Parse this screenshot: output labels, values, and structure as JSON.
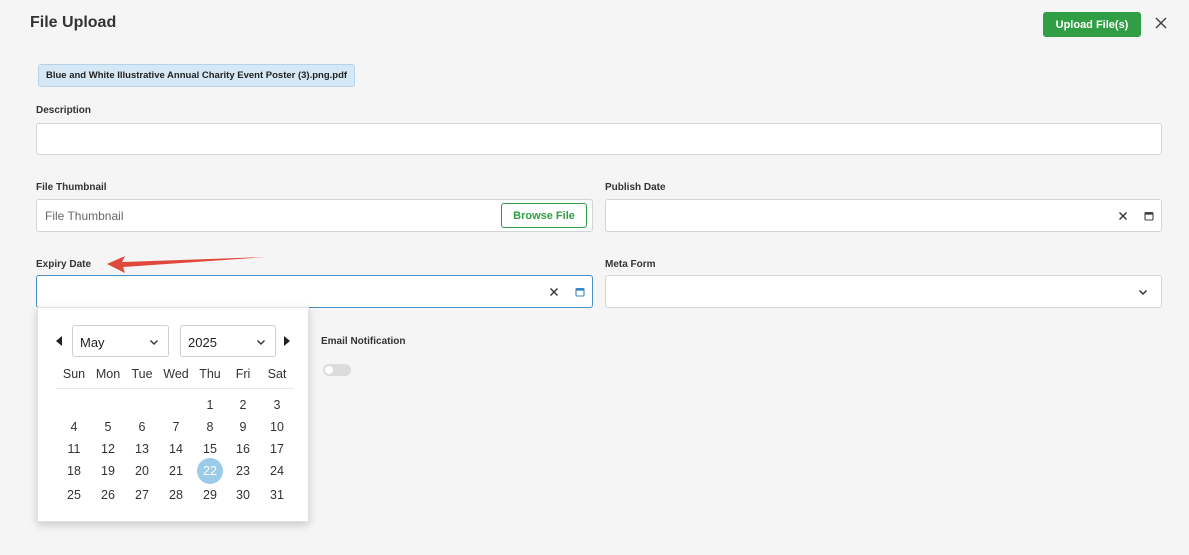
{
  "header": {
    "title": "File Upload",
    "upload_label": "Upload File(s)"
  },
  "file": {
    "name": "Blue and White Illustrative Annual Charity Event Poster (3).png.pdf"
  },
  "form": {
    "description_label": "Description",
    "description_value": "",
    "thumbnail_label": "File Thumbnail",
    "thumbnail_placeholder": "File Thumbnail",
    "browse_label": "Browse File",
    "publish_label": "Publish Date",
    "publish_value": "",
    "expiry_label": "Expiry Date",
    "expiry_value": "",
    "meta_label": "Meta Form",
    "meta_value": "",
    "email_label": "Email Notification",
    "email_enabled": false
  },
  "datepicker": {
    "month": "May",
    "year": "2025",
    "weekdays": [
      "Sun",
      "Mon",
      "Tue",
      "Wed",
      "Thu",
      "Fri",
      "Sat"
    ],
    "first_weekday_index": 4,
    "days_in_month": 31,
    "selected_day": 22
  },
  "colors": {
    "primary_green": "#2f9e44",
    "selected_day": "#9ccbe9",
    "arrow_red": "#e0483b"
  }
}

GIVEN INSTRUCTION:
Without the pictures, restate each entry exactly.

THE OUTPUT:
Parse this screenshot: output labels, values, and structure as JSON.
{
  "header": {
    "title": "File Upload",
    "upload_label": "Upload File(s)"
  },
  "file": {
    "name": "Blue and White Illustrative Annual Charity Event Poster (3).png.pdf"
  },
  "form": {
    "description_label": "Description",
    "description_value": "",
    "thumbnail_label": "File Thumbnail",
    "thumbnail_placeholder": "File Thumbnail",
    "browse_label": "Browse File",
    "publish_label": "Publish Date",
    "publish_value": "",
    "expiry_label": "Expiry Date",
    "expiry_value": "",
    "meta_label": "Meta Form",
    "meta_value": "",
    "email_label": "Email Notification",
    "email_enabled": false
  },
  "datepicker": {
    "month": "May",
    "year": "2025",
    "weekdays": [
      "Sun",
      "Mon",
      "Tue",
      "Wed",
      "Thu",
      "Fri",
      "Sat"
    ],
    "first_weekday_index": 4,
    "days_in_month": 31,
    "selected_day": 22
  },
  "colors": {
    "primary_green": "#2f9e44",
    "selected_day": "#9ccbe9",
    "arrow_red": "#e0483b"
  }
}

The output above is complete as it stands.